Data entries:
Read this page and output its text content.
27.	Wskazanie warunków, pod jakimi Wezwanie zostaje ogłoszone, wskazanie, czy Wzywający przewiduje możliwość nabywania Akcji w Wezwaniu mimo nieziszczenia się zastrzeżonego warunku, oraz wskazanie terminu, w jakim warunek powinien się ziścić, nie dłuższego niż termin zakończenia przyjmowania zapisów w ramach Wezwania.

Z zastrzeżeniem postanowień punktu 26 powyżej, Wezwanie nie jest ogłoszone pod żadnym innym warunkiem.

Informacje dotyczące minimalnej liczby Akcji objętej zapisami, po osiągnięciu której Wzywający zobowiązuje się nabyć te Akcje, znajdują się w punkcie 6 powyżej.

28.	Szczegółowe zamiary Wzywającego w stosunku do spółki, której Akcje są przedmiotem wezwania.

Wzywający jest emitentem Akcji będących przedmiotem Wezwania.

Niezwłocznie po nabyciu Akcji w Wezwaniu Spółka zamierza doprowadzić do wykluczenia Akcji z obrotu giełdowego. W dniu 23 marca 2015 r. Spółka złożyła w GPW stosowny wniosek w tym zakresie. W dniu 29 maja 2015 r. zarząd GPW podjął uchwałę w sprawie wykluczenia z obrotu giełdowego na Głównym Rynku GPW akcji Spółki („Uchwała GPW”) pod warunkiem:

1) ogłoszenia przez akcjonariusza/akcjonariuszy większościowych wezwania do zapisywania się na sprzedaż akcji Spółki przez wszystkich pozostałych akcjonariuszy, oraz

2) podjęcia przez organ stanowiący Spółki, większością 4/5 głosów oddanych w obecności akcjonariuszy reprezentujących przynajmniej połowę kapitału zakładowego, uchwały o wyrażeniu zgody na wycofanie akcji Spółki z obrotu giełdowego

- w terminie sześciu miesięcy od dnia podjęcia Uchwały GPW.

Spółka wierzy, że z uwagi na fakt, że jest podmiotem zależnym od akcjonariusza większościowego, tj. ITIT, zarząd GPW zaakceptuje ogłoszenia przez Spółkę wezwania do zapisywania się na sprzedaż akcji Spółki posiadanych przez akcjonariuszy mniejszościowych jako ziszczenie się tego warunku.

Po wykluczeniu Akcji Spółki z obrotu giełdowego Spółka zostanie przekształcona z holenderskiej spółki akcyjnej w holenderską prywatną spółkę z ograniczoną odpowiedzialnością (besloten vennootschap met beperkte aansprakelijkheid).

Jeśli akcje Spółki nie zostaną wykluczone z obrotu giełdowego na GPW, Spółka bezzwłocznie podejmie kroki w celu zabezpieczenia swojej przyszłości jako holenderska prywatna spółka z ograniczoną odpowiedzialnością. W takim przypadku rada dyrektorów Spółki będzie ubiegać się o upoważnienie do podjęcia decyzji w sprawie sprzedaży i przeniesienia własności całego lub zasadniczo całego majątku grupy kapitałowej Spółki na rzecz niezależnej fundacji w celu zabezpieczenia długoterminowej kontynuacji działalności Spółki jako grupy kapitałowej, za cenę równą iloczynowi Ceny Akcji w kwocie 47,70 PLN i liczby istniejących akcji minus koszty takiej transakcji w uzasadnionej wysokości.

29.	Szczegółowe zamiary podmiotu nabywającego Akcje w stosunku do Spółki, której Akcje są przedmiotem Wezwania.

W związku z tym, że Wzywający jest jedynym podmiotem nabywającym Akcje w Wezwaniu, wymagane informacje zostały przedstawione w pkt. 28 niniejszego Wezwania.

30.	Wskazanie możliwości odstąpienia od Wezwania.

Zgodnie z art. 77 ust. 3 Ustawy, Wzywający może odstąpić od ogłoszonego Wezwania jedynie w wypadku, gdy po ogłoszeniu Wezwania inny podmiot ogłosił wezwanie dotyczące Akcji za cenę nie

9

## GIVEN PROBLEM
Return every record above exactly as it appears.

## REPLY
Read this page and output its text content.
27.	Wskazanie warunków, pod jakimi Wezwanie zostaje ogłoszone, wskazanie, czy Wzywający przewiduje możliwość nabywania Akcji w Wezwaniu mimo nieziszczenia się zastrzeżonego warunku, oraz wskazanie terminu, w jakim warunek powinien się ziścić, nie dłuższego niż termin zakończenia przyjmowania zapisów w ramach Wezwania.

Z zastrzeżeniem postanowień punktu 26 powyżej, Wezwanie nie jest ogłoszone pod żadnym innym warunkiem.

Informacje dotyczące minimalnej liczby Akcji objętej zapisami, po osiągnięciu której Wzywający zobowiązuje się nabyć te Akcje, znajdują się w punkcie 6 powyżej.

28.	Szczegółowe zamiary Wzywającego w stosunku do spółki, której Akcje są przedmiotem wezwania.

Wzywający jest emitentem Akcji będących przedmiotem Wezwania.

Niezwłocznie po nabyciu Akcji w Wezwaniu Spółka zamierza doprowadzić do wykluczenia Akcji z obrotu giełdowego. W dniu 23 marca 2015 r. Spółka złożyła w GPW stosowny wniosek w tym zakresie. W dniu 29 maja 2015 r. zarząd GPW podjął uchwałę w sprawie wykluczenia z obrotu giełdowego na Głównym Rynku GPW akcji Spółki („Uchwała GPW”) pod warunkiem:

1) ogłoszenia przez akcjonariusza/akcjonariuszy większościowych wezwania do zapisywania się na sprzedaż akcji Spółki przez wszystkich pozostałych akcjonariuszy, oraz

2) podjęcia przez organ stanowiący Spółki, większością 4/5 głosów oddanych w obecności akcjonariuszy reprezentujących przynajmniej połowę kapitału zakładowego, uchwały o wyrażeniu zgody na wycofanie akcji Spółki z obrotu giełdowego

- w terminie sześciu miesięcy od dnia podjęcia Uchwały GPW.

Spółka wierzy, że z uwagi na fakt, że jest podmiotem zależnym od akcjonariusza większościowego, tj. ITIT, zarząd GPW zaakceptuje ogłoszenia przez Spółkę wezwania do zapisywania się na sprzedaż akcji Spółki posiadanych przez akcjonariuszy mniejszościowych jako ziszczenie się tego warunku.

Po wykluczeniu Akcji Spółki z obrotu giełdowego Spółka zostanie przekształcona z holenderskiej spółki akcyjnej w holenderską prywatną spółkę z ograniczoną odpowiedzialnością (besloten vennootschap met beperkte aansprakelijkheid).

Jeśli akcje Spółki nie zostaną wykluczone z obrotu giełdowego na GPW, Spółka bezzwłocznie podejmie kroki w celu zabezpieczenia swojej przyszłości jako holenderska prywatna spółka z ograniczoną odpowiedzialnością. W takim przypadku rada dyrektorów Spółki będzie ubiegać się o upoważnienie do podjęcia decyzji w sprawie sprzedaży i przeniesienia własności całego lub zasadniczo całego majątku grupy kapitałowej Spółki na rzecz niezależnej fundacji w celu zabezpieczenia długoterminowej kontynuacji działalności Spółki jako grupy kapitałowej, za cenę równą iloczynowi Ceny Akcji w kwocie 47,70 PLN i liczby istniejących akcji minus koszty takiej transakcji w uzasadnionej wysokości.

29.	Szczegółowe zamiary podmiotu nabywającego Akcje w stosunku do Spółki, której Akcje są przedmiotem Wezwania.

W związku z tym, że Wzywający jest jedynym podmiotem nabywającym Akcje w Wezwaniu, wymagane informacje zostały przedstawione w pkt. 28 niniejszego Wezwania.

30.	Wskazanie możliwości odstąpienia od Wezwania.

Zgodnie z art. 77 ust. 3 Ustawy, Wzywający może odstąpić od ogłoszonego Wezwania jedynie w wypadku, gdy po ogłoszeniu Wezwania inny podmiot ogłosił wezwanie dotyczące Akcji za cenę nie

9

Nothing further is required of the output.